From the entries below, copy every line holding the word "bounds".

» WORKING DATA:
▽
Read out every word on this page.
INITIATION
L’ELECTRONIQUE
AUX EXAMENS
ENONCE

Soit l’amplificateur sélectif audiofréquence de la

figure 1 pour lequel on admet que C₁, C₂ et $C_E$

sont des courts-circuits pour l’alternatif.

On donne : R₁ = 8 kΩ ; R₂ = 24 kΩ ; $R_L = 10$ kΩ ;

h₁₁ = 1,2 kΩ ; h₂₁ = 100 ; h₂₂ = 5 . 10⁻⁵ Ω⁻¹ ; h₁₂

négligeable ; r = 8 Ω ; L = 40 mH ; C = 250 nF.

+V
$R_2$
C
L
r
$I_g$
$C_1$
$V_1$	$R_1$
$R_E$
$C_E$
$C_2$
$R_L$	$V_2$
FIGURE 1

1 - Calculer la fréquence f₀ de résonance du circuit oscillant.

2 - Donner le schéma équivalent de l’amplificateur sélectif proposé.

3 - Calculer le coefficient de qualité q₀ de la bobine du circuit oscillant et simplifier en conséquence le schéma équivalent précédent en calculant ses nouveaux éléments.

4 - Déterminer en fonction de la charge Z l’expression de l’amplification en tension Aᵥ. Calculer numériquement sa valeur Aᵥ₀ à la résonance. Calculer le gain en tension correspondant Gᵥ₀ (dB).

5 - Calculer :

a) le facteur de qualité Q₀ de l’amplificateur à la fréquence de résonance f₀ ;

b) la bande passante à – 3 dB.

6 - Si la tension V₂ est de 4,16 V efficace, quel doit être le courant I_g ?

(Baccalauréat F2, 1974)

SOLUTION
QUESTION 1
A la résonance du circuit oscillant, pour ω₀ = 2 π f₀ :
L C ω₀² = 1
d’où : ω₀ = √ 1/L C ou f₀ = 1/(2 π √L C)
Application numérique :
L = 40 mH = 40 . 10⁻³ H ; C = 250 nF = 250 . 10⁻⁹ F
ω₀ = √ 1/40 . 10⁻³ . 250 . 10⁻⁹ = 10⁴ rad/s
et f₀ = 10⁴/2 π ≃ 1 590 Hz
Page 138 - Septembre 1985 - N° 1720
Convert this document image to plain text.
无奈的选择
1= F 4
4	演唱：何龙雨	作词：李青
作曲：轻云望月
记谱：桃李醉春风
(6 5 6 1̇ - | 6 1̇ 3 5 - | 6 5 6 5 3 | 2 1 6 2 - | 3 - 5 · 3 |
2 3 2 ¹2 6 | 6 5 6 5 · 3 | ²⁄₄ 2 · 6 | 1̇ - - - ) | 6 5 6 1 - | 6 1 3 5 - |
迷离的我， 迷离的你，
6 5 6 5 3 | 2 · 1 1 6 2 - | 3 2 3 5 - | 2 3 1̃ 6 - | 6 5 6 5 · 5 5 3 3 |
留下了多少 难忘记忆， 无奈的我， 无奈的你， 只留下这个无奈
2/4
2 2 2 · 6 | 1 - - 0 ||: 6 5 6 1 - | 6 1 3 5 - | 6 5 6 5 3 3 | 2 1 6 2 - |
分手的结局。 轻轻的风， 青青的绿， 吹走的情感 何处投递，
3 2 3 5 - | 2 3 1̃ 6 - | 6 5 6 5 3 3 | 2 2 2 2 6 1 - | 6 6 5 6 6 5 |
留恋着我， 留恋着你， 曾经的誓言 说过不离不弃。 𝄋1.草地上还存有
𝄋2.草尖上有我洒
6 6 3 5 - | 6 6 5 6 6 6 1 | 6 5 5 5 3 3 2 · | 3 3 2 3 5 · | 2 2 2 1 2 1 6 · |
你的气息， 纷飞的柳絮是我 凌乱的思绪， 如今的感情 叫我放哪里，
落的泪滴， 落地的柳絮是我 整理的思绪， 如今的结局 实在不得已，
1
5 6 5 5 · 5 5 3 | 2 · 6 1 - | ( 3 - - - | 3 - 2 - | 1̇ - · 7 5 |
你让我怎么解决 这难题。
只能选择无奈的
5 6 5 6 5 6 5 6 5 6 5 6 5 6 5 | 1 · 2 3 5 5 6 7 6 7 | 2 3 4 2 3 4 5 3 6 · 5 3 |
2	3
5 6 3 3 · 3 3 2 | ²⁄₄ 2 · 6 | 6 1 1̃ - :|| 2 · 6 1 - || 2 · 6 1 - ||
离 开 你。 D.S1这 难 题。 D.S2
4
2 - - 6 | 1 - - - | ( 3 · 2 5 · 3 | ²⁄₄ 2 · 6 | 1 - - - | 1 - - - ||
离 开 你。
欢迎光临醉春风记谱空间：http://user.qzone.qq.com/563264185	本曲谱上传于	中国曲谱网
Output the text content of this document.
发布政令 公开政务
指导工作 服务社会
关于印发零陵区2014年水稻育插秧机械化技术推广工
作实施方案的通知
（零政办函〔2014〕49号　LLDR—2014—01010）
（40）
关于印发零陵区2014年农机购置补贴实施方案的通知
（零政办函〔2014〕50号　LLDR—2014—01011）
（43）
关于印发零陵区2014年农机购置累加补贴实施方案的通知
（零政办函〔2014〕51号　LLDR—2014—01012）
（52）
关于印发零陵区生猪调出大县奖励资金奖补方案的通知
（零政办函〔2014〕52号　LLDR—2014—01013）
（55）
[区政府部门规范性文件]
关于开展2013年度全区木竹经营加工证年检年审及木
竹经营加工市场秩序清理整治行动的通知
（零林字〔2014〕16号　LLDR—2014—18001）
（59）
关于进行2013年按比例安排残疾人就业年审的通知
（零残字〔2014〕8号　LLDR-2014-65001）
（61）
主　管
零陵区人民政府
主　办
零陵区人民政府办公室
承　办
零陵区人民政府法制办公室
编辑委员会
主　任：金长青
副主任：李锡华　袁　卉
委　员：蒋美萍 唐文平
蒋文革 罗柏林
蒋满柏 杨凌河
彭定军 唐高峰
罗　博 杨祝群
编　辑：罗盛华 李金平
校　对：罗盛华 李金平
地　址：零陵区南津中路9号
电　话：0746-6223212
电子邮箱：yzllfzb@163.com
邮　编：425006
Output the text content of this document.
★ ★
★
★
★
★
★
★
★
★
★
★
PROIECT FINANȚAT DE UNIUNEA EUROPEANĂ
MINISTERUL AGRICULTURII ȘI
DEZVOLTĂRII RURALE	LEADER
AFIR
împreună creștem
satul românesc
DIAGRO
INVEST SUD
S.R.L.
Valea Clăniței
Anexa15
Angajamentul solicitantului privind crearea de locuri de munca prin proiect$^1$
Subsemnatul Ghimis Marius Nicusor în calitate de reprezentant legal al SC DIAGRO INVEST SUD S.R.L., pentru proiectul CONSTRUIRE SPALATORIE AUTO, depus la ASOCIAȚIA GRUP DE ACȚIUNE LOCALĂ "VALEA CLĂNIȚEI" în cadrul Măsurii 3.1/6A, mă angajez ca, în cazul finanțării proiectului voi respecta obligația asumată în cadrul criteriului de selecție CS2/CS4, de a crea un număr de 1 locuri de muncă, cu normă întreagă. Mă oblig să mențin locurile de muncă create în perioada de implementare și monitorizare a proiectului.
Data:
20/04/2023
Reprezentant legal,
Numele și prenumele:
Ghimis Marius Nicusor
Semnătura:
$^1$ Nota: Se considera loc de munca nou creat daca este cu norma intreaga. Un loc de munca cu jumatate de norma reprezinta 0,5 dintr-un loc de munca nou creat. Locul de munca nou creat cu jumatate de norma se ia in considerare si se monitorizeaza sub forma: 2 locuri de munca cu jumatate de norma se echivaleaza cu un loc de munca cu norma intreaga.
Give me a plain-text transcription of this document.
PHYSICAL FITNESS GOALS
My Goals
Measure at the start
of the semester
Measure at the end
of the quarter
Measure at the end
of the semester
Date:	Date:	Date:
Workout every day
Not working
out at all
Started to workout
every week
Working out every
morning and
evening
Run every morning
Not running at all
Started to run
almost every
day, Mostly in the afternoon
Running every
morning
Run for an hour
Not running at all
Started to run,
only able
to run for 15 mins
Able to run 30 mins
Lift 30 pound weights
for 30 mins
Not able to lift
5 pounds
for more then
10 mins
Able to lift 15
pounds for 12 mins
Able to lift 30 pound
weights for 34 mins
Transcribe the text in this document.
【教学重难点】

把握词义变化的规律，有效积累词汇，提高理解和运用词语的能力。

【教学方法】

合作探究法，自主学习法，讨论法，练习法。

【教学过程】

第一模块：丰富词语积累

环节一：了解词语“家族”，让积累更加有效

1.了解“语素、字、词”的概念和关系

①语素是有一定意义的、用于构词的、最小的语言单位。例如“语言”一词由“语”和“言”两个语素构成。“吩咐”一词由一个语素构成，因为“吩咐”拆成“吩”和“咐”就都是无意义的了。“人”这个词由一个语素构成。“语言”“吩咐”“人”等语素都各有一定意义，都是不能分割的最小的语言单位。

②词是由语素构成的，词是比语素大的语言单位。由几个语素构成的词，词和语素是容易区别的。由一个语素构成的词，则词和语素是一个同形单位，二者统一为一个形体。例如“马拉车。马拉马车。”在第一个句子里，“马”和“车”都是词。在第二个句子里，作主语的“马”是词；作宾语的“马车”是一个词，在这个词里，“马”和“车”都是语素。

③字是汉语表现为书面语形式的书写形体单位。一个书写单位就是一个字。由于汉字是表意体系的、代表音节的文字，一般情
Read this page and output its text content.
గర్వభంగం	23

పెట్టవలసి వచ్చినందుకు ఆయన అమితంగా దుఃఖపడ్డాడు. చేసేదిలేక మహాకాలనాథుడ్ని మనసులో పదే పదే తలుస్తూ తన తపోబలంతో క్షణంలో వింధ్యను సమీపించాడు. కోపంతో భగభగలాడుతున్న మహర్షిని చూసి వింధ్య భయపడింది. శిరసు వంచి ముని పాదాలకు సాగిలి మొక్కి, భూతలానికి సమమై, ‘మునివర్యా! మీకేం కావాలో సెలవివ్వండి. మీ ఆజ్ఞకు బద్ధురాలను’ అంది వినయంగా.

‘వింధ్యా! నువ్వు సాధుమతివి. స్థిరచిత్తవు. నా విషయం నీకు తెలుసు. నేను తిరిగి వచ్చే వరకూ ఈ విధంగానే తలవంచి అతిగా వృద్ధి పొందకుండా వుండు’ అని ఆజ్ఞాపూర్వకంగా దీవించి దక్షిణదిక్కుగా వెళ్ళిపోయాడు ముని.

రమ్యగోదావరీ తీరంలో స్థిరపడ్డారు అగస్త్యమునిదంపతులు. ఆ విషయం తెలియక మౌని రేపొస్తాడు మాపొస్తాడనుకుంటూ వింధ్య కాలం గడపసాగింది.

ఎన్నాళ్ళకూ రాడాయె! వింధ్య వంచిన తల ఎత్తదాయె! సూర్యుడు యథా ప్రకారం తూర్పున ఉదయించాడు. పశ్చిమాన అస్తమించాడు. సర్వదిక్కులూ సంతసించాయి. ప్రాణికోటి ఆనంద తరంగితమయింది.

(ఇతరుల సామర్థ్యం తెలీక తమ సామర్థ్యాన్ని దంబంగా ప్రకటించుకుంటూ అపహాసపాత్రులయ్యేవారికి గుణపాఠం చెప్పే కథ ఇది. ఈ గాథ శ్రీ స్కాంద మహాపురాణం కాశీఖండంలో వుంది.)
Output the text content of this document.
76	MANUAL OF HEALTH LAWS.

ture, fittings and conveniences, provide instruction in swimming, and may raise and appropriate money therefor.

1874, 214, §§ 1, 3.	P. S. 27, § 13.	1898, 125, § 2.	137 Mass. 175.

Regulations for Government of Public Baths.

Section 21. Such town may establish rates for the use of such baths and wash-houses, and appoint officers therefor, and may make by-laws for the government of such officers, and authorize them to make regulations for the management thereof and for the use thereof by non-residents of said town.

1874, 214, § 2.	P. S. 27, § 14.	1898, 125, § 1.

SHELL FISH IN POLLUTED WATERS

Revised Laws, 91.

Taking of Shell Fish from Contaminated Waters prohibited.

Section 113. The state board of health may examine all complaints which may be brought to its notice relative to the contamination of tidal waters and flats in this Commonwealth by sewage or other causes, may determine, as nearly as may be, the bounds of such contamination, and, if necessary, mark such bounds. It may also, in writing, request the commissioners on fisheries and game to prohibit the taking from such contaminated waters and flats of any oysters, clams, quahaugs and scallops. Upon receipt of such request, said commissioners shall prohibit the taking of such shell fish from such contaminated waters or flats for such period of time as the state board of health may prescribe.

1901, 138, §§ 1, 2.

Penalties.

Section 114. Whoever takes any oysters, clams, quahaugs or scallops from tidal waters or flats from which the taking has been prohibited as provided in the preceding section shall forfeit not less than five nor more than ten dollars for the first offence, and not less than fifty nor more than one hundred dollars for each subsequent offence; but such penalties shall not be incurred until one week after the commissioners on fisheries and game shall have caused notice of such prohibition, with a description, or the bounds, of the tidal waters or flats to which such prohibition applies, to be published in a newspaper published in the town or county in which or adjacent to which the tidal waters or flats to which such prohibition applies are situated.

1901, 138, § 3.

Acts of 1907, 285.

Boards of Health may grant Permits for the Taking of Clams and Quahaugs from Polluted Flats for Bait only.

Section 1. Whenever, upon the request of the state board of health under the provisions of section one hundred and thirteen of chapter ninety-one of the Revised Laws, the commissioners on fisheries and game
△
» RESULT:
Section 113. The state board of health may examine all complaints which may be brought to its notice relative to the contamination of tidal waters and flats in this Commonwealth by sewage or other causes, may determine, as nearly as may be, the bounds of such contamination, and, if necessary, mark such bounds. It may also, in writing, request the commissioners on fisheries and game to prohibit the taking from such contaminated waters and flats of any oysters, clams, quahaugs and scallops. Upon receipt of such request, said commissioners shall prohibit the taking of such shell fish from such contaminated waters or flats for such period of time as the state board of health may prescribe.
Section 114. Whoever takes any oysters, clams, quahaugs or scallops from tidal waters or flats from which the taking has been prohibited as provided in the preceding section shall forfeit not less than five nor more than ten dollars for the first offence, and not less than fifty nor more than one hundred dollars for each subsequent offence; but such penalties shall not be incurred until one week after the commissioners on fisheries and game shall have caused notice of such prohibition, with a description, or the bounds, of the tidal waters or flats to which such prohibition applies, to be published in a newspaper published in the town or county in which or adjacent to which the tidal waters or flats to which such prohibition applies are situated.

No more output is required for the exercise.